TASK BRIEF →
How many lines in these records hold the string "Sachsen"? State only that number.

ITEMS →
(begin)

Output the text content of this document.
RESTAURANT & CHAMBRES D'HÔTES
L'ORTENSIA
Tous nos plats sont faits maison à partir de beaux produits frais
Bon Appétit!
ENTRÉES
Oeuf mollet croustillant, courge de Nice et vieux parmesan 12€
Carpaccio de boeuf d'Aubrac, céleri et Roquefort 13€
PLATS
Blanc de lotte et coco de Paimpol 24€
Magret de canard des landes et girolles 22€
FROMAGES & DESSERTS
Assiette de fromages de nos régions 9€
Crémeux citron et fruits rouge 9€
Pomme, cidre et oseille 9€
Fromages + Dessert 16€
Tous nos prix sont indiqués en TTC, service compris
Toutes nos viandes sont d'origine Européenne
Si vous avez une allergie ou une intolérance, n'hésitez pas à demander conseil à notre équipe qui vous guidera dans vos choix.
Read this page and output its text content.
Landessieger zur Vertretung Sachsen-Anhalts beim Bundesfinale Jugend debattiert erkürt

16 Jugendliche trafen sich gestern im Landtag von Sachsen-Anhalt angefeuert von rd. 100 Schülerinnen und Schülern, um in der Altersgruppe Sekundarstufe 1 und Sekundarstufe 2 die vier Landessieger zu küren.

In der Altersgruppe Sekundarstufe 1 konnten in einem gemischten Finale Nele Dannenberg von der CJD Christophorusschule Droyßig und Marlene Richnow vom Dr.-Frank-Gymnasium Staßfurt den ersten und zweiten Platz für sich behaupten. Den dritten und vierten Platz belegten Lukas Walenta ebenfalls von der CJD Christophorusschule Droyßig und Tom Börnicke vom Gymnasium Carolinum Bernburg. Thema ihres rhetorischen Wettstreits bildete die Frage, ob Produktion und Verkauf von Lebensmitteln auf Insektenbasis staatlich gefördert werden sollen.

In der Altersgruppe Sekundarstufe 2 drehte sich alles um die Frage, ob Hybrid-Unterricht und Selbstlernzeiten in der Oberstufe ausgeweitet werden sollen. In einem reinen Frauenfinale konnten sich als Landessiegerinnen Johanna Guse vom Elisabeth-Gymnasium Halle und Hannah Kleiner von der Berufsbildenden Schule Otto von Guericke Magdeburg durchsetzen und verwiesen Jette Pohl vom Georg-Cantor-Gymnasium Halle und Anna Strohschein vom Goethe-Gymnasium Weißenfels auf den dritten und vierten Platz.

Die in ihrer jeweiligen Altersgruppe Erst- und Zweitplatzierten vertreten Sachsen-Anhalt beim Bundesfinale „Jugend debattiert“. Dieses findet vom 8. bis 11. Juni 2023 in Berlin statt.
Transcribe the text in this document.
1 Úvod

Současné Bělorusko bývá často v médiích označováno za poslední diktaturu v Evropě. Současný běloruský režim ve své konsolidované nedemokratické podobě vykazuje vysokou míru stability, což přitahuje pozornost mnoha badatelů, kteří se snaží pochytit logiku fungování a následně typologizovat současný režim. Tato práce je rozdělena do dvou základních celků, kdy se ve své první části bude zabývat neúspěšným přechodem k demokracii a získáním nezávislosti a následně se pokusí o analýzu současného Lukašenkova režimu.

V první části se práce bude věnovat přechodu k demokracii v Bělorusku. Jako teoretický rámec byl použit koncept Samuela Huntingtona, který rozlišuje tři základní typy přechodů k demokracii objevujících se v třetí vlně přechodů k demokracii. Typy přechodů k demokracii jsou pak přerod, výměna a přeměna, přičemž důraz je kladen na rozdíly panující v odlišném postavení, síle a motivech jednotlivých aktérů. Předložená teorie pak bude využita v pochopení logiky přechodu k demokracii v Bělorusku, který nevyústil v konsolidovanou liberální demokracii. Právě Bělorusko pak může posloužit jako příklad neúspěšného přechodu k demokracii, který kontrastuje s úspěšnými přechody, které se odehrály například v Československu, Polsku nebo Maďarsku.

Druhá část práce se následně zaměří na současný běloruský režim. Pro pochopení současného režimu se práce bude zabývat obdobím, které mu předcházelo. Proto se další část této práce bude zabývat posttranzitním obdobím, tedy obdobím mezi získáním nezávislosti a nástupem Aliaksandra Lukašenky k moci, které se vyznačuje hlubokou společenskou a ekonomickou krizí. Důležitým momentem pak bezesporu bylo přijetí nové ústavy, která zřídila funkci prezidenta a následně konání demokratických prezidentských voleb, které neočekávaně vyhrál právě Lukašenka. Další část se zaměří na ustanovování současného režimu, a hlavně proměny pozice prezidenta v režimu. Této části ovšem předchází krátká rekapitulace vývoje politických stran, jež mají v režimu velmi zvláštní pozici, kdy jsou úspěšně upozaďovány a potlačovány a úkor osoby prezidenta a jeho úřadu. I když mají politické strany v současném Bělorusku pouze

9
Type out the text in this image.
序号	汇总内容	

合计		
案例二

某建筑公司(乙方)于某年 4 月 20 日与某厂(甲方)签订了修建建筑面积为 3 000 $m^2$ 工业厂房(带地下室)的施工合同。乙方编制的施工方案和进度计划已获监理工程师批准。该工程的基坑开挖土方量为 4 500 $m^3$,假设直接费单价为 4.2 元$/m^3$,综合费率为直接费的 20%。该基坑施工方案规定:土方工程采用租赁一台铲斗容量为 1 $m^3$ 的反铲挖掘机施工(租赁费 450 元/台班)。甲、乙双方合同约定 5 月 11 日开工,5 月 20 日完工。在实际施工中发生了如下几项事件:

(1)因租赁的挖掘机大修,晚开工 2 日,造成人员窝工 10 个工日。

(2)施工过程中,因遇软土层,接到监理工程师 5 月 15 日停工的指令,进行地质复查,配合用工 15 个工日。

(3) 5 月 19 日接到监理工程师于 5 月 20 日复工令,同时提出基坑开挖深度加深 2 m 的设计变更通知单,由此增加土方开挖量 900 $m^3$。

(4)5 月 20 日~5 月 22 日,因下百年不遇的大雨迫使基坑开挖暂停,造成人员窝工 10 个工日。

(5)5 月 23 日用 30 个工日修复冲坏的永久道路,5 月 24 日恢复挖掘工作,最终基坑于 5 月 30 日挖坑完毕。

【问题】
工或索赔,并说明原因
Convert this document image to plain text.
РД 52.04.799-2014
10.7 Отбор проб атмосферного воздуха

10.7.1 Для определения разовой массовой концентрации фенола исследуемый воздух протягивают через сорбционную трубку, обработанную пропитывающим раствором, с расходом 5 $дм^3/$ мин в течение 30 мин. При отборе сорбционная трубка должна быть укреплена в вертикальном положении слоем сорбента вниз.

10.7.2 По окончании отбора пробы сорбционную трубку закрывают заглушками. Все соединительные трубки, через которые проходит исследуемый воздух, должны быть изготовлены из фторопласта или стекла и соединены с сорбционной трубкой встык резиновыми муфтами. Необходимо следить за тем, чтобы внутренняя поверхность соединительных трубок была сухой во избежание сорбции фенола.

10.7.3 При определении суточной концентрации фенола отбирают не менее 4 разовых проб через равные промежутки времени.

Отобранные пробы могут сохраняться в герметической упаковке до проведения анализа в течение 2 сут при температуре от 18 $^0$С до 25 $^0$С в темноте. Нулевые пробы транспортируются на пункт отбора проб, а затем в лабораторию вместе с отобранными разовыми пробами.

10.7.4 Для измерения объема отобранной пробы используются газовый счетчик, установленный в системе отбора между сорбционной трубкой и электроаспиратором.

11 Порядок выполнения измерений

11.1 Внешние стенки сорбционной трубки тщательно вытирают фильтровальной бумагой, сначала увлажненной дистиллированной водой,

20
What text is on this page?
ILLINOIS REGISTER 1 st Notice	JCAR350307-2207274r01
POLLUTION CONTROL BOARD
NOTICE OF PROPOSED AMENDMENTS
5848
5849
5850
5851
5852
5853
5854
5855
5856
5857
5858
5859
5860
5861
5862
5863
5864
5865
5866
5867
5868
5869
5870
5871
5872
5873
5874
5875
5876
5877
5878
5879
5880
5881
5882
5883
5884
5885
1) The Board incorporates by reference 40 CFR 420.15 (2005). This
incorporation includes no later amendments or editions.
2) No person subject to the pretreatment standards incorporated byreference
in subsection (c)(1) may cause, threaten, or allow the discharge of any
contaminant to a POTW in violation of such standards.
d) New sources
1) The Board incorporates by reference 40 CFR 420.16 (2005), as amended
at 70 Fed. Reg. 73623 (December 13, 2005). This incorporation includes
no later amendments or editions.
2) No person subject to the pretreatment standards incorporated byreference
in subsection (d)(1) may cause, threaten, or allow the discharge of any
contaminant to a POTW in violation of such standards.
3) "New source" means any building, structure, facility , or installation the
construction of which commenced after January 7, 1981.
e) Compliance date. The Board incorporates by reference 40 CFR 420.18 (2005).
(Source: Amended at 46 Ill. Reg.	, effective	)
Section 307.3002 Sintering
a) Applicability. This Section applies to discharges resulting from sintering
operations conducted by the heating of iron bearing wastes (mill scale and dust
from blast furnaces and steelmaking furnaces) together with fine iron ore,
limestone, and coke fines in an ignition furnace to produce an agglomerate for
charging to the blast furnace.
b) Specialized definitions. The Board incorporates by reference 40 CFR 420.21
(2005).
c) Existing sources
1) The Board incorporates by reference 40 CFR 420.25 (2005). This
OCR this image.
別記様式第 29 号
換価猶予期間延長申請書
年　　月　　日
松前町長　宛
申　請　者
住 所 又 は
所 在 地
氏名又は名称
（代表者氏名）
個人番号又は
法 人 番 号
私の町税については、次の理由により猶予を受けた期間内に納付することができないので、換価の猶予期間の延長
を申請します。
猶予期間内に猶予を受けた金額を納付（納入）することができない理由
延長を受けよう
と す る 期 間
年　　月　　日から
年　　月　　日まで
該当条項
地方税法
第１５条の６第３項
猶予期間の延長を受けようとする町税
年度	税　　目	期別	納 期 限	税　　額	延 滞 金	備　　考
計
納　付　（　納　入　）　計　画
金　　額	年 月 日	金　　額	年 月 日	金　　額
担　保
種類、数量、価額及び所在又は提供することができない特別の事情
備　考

(end)

TASK RESULT →
3